Task to complete: Include the line containing "Read out every word on this page." and every line after it up to the end of the material below; reproduce them exactly and drop the pictures.

Exercise inputs:
>>>
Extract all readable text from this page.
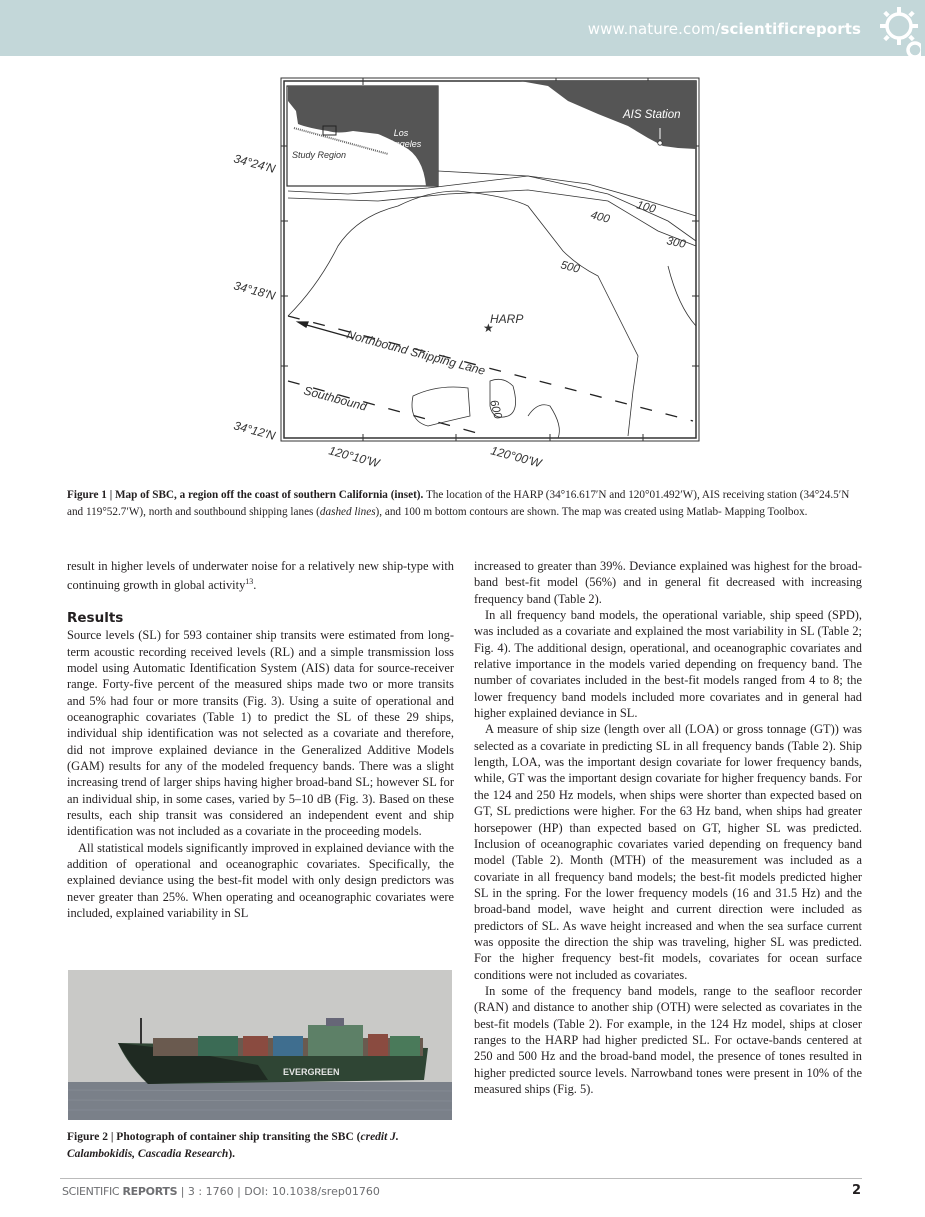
www.nature.com/scientificreports
AIS Station
100
400
300
500
600
Los
Angeles
Study Region
Northbound Shipping Lane
Southbound
★
HARP
34°24'N
34°18'N
34°12'N
120°10'W	120°00'W
Figure 1 | Map of SBC, a region off the coast of southern California (inset). The location of the HARP (34°16.617′N and 120°01.492′W), AIS receiving station (34°24.5′N and 119°52.7′W), north and southbound shipping lanes (dashed lines), and 100 m bottom contours are shown. The map was created using Matlab- Mapping Toolbox.

result in higher levels of underwater noise for a relatively new ship-type with continuing growth in global activity$^{13}$.

Results

Source levels (SL) for 593 container ship transits were estimated from long-term acoustic recording received levels (RL) and a simple transmission loss model using Automatic Identification System (AIS) data for source-receiver range. Forty-five percent of the measured ships made two or more transits and 5% had four or more transits (Fig. 3). Using a suite of operational and oceanographic covariates (Table 1) to predict the SL of these 29 ships, individual ship identification was not selected as a covariate and therefore, did not improve explained deviance in the Generalized Additive Models (GAM) results for any of the modeled frequency bands. There was a slight increasing trend of larger ships having higher broad-band SL; however SL for an individual ship, in some cases, varied by 5–10 dB (Fig. 3). Based on these results, each ship transit was considered an independent event and ship identification was not included as a covariate in the proceeding models.

All statistical models significantly improved in explained deviance with the addition of operational and oceanographic covariates. Specifically, the explained deviance using the best-fit model with only design predictors was never greater than 25%. When operating and oceanographic covariates were included, explained variability in SL

EVERGREEN
Figure 2 | Photograph of container ship transiting the SBC (credit J. Calambokidis, Cascadia Research).

increased to greater than 39%. Deviance explained was highest for the broad-band best-fit model (56%) and in general fit decreased with increasing frequency band (Table 2).

In all frequency band models, the operational variable, ship speed (SPD), was included as a covariate and explained the most variability in SL (Table 2; Fig. 4). The additional design, operational, and oceanographic covariates and relative importance in the models varied depending on frequency band. The number of covariates included in the best-fit models ranged from 4 to 8; the lower frequency band models included more covariates and in general had higher explained deviance in SL.

A measure of ship size (length over all (LOA) or gross tonnage (GT)) was selected as a covariate in predicting SL in all frequency bands (Table 2). Ship length, LOA, was the important design covariate for lower frequency bands, while, GT was the important design covariate for higher frequency bands. For the 124 and 250 Hz models, when ships were shorter than expected based on GT, SL predictions were higher. For the 63 Hz band, when ships had greater horsepower (HP) than expected based on GT, higher SL was predicted. Inclusion of oceanographic covariates varied depending on frequency band model (Table 2). Month (MTH) of the measurement was included as a covariate in all frequency band models; the best-fit models predicted higher SL in the spring. For the lower frequency models (16 and 31.5 Hz) and the broad-band model, wave height and current direction were included as predictors of SL. As wave height increased and when the sea surface current was opposite the direction the ship was traveling, higher SL was predicted. For the higher frequency best-fit models, covariates for ocean surface conditions were not included as covariates.

In some of the frequency band models, range to the seafloor recorder (RAN) and distance to another ship (OTH) were selected as covariates in the best-fit models (Table 2). For example, in the 124 Hz model, ships at closer ranges to the HARP had higher predicted SL. For octave-bands centered at 250 and 500 Hz and the broad-band model, the presence of tones resulted in higher predicted source levels. Narrowband tones were present in 10% of the measured ships (Fig. 5).

SCIENTIFIC REPORTS | 3 : 1760 | DOI: 10.1038/srep01760	2
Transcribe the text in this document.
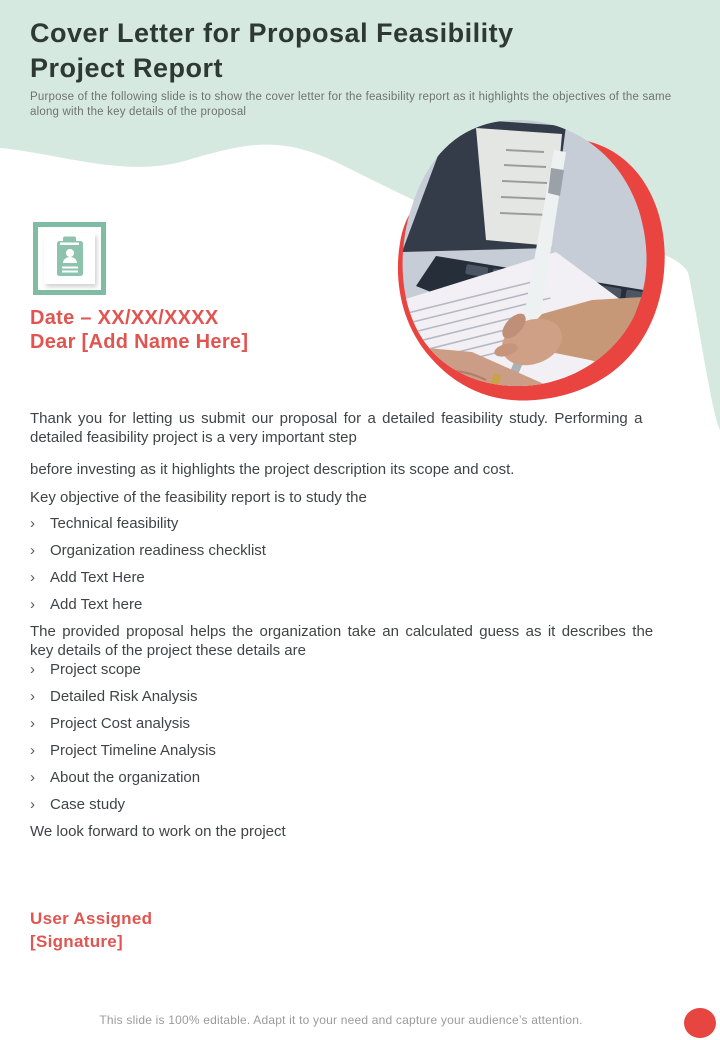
Cover Letter for Proposal Feasibility
Project Report
Purpose of the following slide is to show the cover letter for the feasibility report as it highlights the objectives of the same
along with the key details of the proposal
Date – XX/XX/XXXX
Dear [Add Name Here]
Thank you for letting us submit our proposal for a detailed feasibility study. Performing a
detailed feasibility project is a very important step
before investing as it highlights the project description its scope and cost.
Key objective of the feasibility report is to study the
›	Technical feasibility
›	Organization readiness checklist
›	Add Text Here
›	Add Text here
The provided proposal helps the organization take an calculated guess as it describes the
key details of the project these details are
›	Project scope
›	Detailed Risk Analysis
›	Project Cost analysis
›	Project Timeline Analysis
›	About the organization
›	Case study
We look forward to work on the project
User Assigned
[Signature]
This slide is 100% editable. Adapt it to your need and capture your audience’s attention.
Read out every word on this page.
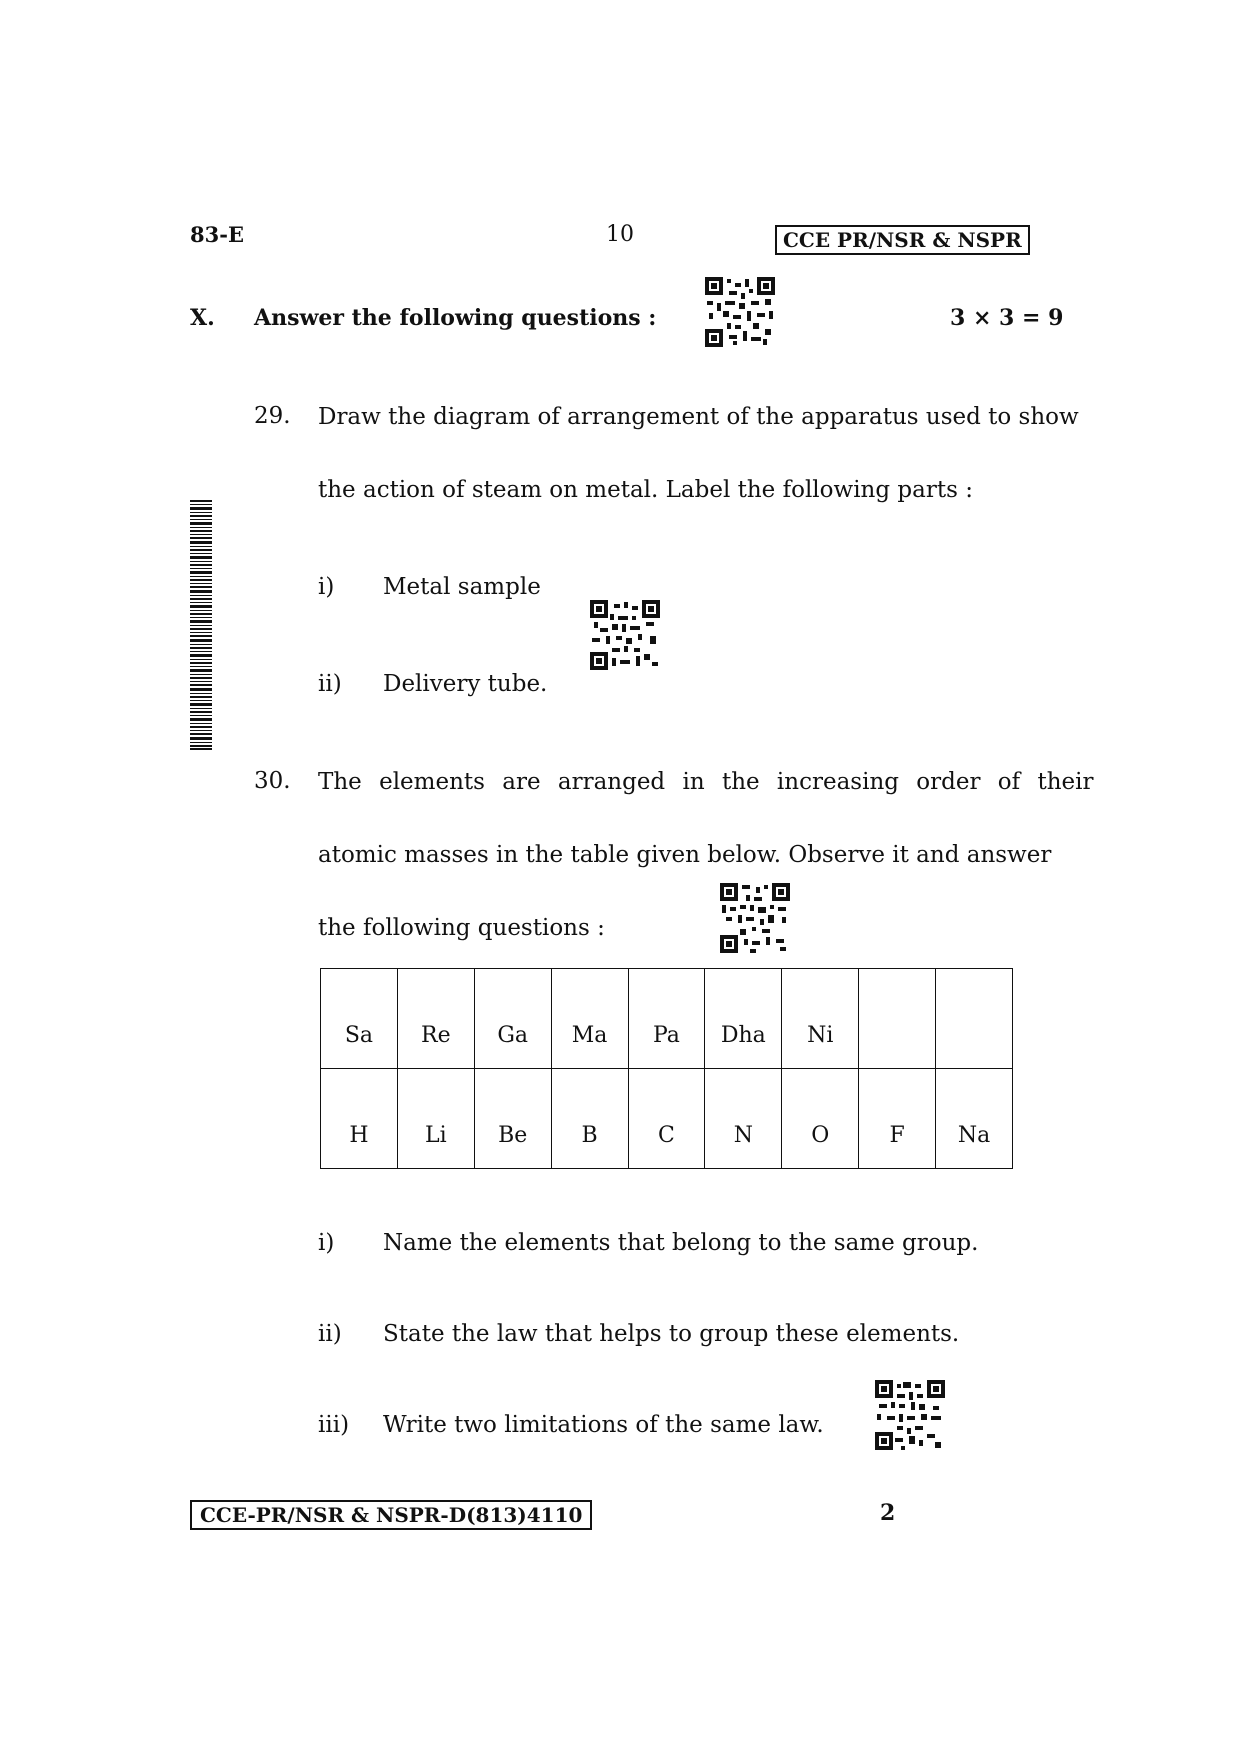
83-E	10	CCE PR/NSR & NSPR
X. Answer the following questions :	3 × 3 = 9
29. Draw the diagram of arrangement of the apparatus used to show
the action of steam on metal. Label the following parts :
i) Metal sample
ii) Delivery tube.
30. The elements are arranged in the increasing order of their
atomic masses in the table given below. Observe it and answer
the following questions :
Sa	Re	Ga	Ma	Pa	Dha	Ni		
H	Li	Be	B	C	N	O	F	Na
i) Name the elements that belong to the same group.
ii) State the law that helps to group these elements.
iii) Write two limitations of the same law.
CCE-PR/NSR & NSPR-D(813)4110	2
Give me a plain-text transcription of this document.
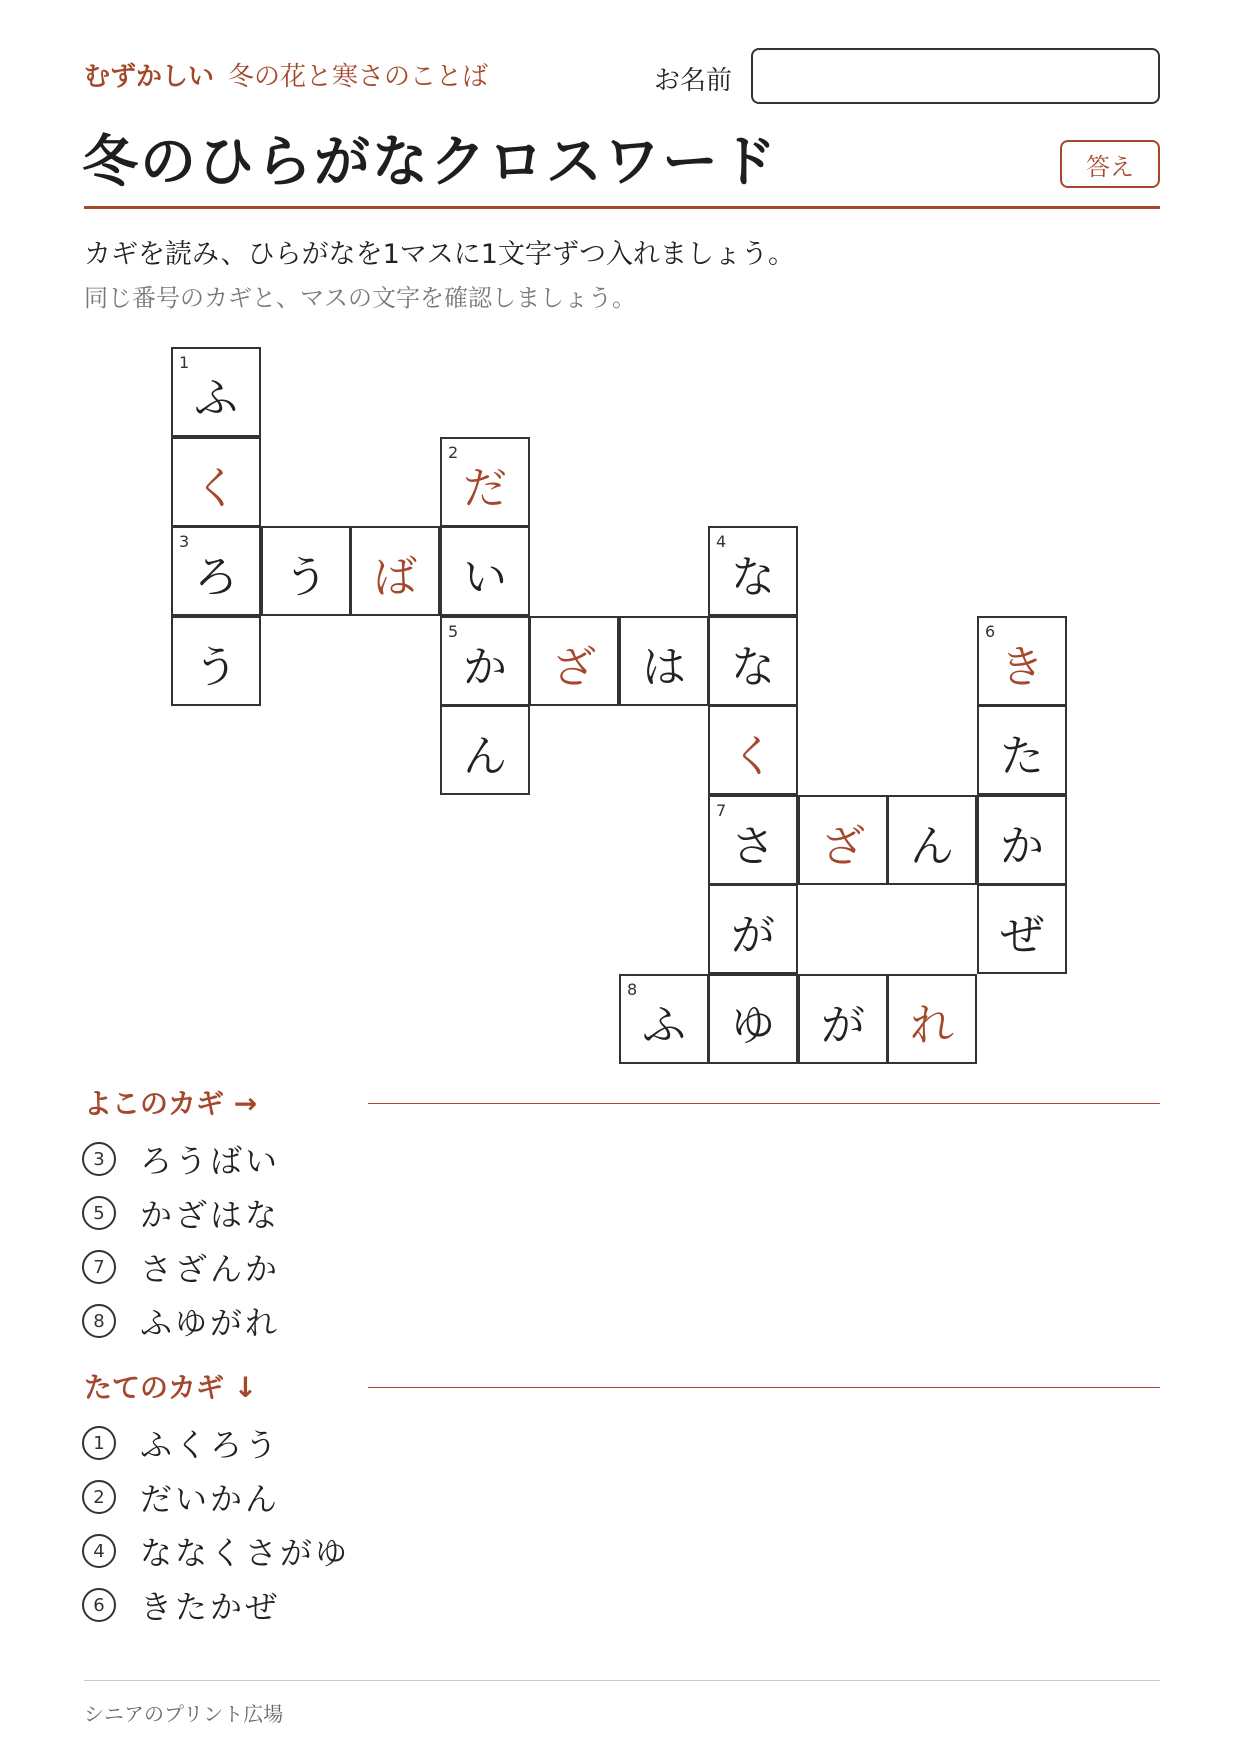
むずかしい 冬の花と寒さのことば	お名前
冬のひらがなクロスワード	答え
カギを読み、ひらがなを1マスに1文字ずつ入れましょう。
同じ番号のカギと、マスの文字を確認しましょう。
1
ふ
く
2
だ
3
ろ	う	ば	い
4
な
う
5
か	ざ	は	な
6
き
ん	く	た
7
さ	ざ	ん	か
が	ぜ
8
ふ	ゆ	が	れ
よこのカギ →
3	ろうばい
5	かざはな
7	さざんか
8	ふゆがれ
たてのカギ ↓
1	ふくろう
2	だいかん
4	ななくさがゆ
6	きたかぜ
シニアのプリント広場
<<<
Solved exercise:
Read out every word on this page.
83-E	10	CCE PR/NSR & NSPR
X. Answer the following questions :	3 × 3 = 9
29. Draw the diagram of arrangement of the apparatus used to show
the action of steam on metal. Label the following parts :
i) Metal sample
ii) Delivery tube.
30. The elements are arranged in the increasing order of their
atomic masses in the table given below. Observe it and answer
the following questions :
Sa	Re	Ga	Ma	Pa	Dha	Ni		
H	Li	Be	B	C	N	O	F	Na
i) Name the elements that belong to the same group.
ii) State the law that helps to group these elements.
iii) Write two limitations of the same law.
CCE-PR/NSR & NSPR-D(813)4110	2
Give me a plain-text transcription of this document.
むずかしい 冬の花と寒さのことば	お名前
冬のひらがなクロスワード	答え
カギを読み、ひらがなを1マスに1文字ずつ入れましょう。
同じ番号のカギと、マスの文字を確認しましょう。
1
ふ
く
2
だ
3
ろ	う	ば	い
4
な
う
5
か	ざ	は	な
6
き
ん	く	た
7
さ	ざ	ん	か
が	ぜ
8
ふ	ゆ	が	れ
よこのカギ →
3	ろうばい
5	かざはな
7	さざんか
8	ふゆがれ
たてのカギ ↓
1	ふくろう
2	だいかん
4	ななくさがゆ
6	きたかぜ
シニアのプリント広場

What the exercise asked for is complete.